INSTRUCTION: Select the lines that contain "color" and copy each of them.

Figure record listings:
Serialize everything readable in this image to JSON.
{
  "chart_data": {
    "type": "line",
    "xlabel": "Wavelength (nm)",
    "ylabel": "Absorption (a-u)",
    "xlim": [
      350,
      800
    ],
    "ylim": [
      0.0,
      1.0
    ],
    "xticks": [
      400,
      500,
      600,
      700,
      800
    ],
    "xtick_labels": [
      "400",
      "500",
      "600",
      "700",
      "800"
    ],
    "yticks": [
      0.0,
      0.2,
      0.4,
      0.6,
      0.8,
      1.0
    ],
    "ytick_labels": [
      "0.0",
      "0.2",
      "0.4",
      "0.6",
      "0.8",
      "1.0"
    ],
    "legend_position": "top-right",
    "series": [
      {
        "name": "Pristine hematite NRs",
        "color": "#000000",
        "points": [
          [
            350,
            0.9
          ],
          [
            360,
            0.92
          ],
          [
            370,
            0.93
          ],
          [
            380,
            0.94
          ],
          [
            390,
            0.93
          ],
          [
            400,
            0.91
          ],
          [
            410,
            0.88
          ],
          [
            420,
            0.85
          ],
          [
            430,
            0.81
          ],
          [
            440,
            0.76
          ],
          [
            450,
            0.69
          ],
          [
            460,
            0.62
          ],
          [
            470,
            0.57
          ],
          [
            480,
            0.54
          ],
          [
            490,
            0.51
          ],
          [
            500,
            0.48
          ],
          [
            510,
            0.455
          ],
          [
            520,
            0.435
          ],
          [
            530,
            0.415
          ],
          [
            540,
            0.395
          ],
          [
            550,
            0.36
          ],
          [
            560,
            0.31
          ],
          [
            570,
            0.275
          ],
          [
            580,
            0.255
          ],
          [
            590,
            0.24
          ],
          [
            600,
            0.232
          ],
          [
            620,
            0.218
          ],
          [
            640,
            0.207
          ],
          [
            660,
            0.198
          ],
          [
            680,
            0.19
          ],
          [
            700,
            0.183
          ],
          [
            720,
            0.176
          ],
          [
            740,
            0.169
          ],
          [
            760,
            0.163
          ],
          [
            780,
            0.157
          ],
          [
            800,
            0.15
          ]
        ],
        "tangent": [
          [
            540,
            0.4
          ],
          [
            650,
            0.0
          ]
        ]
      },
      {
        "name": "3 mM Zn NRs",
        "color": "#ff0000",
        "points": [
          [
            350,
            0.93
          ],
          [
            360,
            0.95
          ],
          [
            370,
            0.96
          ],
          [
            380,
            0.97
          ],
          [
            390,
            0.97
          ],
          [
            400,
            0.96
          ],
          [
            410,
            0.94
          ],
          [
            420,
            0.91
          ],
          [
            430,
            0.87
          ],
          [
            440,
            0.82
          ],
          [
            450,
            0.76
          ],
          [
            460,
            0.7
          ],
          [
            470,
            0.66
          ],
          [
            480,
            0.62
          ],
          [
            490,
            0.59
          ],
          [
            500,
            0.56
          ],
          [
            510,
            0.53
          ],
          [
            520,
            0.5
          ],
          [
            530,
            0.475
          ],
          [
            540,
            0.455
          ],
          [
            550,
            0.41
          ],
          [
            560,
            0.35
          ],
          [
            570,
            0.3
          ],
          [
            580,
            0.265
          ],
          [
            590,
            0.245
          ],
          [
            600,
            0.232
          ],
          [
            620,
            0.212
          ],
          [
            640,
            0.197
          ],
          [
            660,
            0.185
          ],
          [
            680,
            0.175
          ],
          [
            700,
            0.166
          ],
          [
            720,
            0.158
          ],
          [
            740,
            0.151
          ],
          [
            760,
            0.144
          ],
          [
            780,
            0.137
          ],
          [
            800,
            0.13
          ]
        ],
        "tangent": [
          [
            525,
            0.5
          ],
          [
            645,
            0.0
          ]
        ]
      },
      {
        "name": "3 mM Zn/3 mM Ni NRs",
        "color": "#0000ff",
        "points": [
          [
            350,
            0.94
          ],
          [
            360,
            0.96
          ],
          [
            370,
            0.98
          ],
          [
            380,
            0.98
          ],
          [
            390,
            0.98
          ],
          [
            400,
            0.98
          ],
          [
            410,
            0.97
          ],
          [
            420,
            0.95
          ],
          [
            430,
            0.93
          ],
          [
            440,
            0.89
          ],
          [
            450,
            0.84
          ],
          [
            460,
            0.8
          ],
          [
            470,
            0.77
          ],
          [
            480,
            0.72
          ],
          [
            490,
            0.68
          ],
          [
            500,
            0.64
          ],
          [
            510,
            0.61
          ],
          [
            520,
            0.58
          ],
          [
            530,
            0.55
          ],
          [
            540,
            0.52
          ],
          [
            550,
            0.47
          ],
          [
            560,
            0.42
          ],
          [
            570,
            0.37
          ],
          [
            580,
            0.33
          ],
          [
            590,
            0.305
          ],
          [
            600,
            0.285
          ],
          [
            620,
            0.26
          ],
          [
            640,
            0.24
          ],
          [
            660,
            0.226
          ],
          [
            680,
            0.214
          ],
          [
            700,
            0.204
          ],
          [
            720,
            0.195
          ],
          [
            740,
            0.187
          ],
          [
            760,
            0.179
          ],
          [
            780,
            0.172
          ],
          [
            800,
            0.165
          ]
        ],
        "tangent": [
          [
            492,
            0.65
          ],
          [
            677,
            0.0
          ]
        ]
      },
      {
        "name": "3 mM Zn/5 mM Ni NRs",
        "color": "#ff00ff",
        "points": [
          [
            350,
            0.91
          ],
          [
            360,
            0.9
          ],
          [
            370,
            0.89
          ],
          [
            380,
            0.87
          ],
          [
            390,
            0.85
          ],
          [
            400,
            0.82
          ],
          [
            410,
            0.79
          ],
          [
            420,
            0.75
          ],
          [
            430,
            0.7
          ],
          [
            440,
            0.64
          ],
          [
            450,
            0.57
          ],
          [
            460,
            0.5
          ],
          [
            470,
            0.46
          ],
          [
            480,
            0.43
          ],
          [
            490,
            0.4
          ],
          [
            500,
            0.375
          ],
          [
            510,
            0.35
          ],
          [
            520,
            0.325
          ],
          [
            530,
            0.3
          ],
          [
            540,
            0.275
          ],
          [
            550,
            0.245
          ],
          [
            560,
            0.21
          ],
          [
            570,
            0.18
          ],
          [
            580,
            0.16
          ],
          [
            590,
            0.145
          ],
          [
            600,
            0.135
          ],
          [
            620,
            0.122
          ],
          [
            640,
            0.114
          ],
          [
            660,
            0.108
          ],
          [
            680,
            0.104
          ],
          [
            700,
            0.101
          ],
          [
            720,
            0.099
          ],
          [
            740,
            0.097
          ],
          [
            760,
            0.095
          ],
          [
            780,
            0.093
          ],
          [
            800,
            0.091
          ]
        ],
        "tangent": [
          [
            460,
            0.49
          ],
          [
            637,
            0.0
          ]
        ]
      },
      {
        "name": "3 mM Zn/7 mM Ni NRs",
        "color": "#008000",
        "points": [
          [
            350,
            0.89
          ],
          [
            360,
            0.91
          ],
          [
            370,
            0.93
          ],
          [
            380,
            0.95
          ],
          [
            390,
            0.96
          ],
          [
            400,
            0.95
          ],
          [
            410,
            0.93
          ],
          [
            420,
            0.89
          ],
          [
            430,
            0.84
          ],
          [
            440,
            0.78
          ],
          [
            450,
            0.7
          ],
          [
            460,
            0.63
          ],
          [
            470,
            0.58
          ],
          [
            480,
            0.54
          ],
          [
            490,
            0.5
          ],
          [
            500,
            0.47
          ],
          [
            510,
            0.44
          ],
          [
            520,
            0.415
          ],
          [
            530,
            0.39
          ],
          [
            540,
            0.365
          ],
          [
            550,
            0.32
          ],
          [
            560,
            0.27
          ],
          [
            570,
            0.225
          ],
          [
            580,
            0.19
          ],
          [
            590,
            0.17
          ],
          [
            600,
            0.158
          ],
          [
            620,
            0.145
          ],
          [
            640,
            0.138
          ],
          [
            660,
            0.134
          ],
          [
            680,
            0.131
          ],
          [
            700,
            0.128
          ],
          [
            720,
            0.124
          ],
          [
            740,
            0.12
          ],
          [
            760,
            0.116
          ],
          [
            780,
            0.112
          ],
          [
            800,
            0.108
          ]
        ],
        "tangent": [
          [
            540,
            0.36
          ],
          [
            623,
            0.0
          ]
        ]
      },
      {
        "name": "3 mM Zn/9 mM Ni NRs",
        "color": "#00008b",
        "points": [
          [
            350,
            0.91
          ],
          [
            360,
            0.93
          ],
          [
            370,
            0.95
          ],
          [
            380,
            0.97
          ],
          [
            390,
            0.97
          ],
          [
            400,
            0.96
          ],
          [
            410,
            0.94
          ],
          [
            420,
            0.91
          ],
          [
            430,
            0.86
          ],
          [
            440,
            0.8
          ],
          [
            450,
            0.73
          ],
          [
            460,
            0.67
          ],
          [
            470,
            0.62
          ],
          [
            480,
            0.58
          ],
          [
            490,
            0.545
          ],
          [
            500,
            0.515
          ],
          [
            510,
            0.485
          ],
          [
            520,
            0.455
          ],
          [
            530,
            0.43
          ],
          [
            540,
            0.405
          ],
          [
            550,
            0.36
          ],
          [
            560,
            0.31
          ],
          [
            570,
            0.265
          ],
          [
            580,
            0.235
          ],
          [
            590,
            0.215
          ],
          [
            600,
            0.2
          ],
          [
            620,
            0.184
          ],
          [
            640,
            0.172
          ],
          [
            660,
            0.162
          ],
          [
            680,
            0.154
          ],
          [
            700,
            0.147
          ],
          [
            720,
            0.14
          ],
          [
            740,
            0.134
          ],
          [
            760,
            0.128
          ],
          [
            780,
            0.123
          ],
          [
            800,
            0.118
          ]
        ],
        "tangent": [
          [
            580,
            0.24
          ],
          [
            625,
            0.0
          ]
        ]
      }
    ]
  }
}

RESPONSE BELOW:
        "color": "#000000",
        "color": "#ff0000",
        "color": "#0000ff",
        "color": "#ff00ff",
        "color": "#008000",
        "color": "#00008b",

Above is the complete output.